# Records for the task:
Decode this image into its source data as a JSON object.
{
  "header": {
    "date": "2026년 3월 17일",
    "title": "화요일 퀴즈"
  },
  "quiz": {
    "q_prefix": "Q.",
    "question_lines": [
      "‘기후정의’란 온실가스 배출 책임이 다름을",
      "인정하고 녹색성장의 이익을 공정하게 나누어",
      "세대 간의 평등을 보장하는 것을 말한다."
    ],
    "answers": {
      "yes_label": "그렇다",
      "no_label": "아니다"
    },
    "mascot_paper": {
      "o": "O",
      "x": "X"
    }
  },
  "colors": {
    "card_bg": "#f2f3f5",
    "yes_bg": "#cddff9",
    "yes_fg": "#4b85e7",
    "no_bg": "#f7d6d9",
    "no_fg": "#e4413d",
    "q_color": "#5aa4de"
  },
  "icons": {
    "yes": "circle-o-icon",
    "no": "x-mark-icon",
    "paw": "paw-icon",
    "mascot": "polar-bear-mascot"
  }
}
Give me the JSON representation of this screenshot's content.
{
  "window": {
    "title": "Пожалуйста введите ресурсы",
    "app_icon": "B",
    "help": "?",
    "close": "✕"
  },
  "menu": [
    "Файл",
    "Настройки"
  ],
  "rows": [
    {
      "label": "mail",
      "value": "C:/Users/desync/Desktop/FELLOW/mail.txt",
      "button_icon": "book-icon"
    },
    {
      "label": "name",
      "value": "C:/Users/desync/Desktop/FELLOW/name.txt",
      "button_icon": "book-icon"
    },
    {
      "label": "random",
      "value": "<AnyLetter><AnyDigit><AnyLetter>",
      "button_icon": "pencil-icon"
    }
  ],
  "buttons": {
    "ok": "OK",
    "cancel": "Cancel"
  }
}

# What the exercise asks:
Reproduce precisely the span of lines that begins at the line containing "Give me the" and ends with the last line of the listing.

# The response:
Give me the JSON representation of this screenshot's content.
{
  "window": {
    "title": "Пожалуйста введите ресурсы",
    "app_icon": "B",
    "help": "?",
    "close": "✕"
  },
  "menu": [
    "Файл",
    "Настройки"
  ],
  "rows": [
    {
      "label": "mail",
      "value": "C:/Users/desync/Desktop/FELLOW/mail.txt",
      "button_icon": "book-icon"
    },
    {
      "label": "name",
      "value": "C:/Users/desync/Desktop/FELLOW/name.txt",
      "button_icon": "book-icon"
    },
    {
      "label": "random",
      "value": "<AnyLetter><AnyDigit><AnyLetter>",
      "button_icon": "pencil-icon"
    }
  ],
  "buttons": {
    "ok": "OK",
    "cancel": "Cancel"
  }
}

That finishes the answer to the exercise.